### Task to carry out:
Sift the listing for lines that hold the string "DLBCL" and pull them out.

:: Stored rows ::

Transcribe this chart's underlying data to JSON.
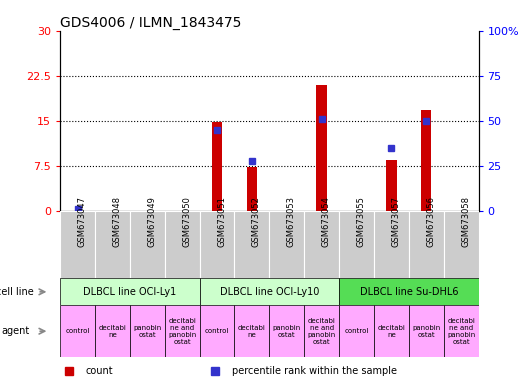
{
  "title": "GDS4006 / ILMN_1843475",
  "samples": [
    "GSM673047",
    "GSM673048",
    "GSM673049",
    "GSM673050",
    "GSM673051",
    "GSM673052",
    "GSM673053",
    "GSM673054",
    "GSM673055",
    "GSM673057",
    "GSM673056",
    "GSM673058"
  ],
  "counts": [
    0,
    0,
    0,
    0,
    14.8,
    7.3,
    0,
    21.0,
    0,
    8.5,
    16.8,
    0
  ],
  "percentiles": [
    1.0,
    0,
    0,
    0,
    45,
    28,
    0,
    51,
    0,
    35,
    50,
    0
  ],
  "count_color": "#cc0000",
  "percentile_color": "#3333cc",
  "ylim_left": [
    0,
    30
  ],
  "ylim_right": [
    0,
    100
  ],
  "yticks_left": [
    0,
    7.5,
    15,
    22.5,
    30
  ],
  "ytick_labels_left": [
    "0",
    "7.5",
    "15",
    "22.5",
    "30"
  ],
  "yticks_right": [
    0,
    25,
    50,
    75,
    100
  ],
  "ytick_labels_right": [
    "0",
    "25",
    "50",
    "75",
    "100%"
  ],
  "cell_line_groups": [
    {
      "label": "DLBCL line OCI-Ly1",
      "start": 0,
      "end": 4,
      "color": "#ccffcc"
    },
    {
      "label": "DLBCL line OCI-Ly10",
      "start": 4,
      "end": 8,
      "color": "#ccffcc"
    },
    {
      "label": "DLBCL line Su-DHL6",
      "start": 8,
      "end": 12,
      "color": "#55dd55"
    }
  ],
  "agent_labels": [
    "control",
    "decitabi\nne",
    "panobin\nostat",
    "decitabi\nne and\npanobin\nostat",
    "control",
    "decitabi\nne",
    "panobin\nostat",
    "decitabi\nne and\npanobin\nostat",
    "control",
    "decitabi\nne",
    "panobin\nostat",
    "decitabi\nne and\npanobin\nostat"
  ],
  "agent_color": "#ffaaff",
  "sample_bg_color": "#cccccc",
  "legend_items": [
    {
      "label": "count",
      "color": "#cc0000"
    },
    {
      "label": "percentile rank within the sample",
      "color": "#3333cc"
    }
  ],
  "cell_line_row_label": "cell line",
  "agent_row_label": "agent",
  "bg_color": "#ffffff",
  "dotted_yticks": [
    7.5,
    15,
    22.5
  ]
}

:::

### Task solution:
      "label": "DLBCL line OCI-Ly1",
      "label": "DLBCL line OCI-Ly10",
      "label": "DLBCL line Su-DHL6",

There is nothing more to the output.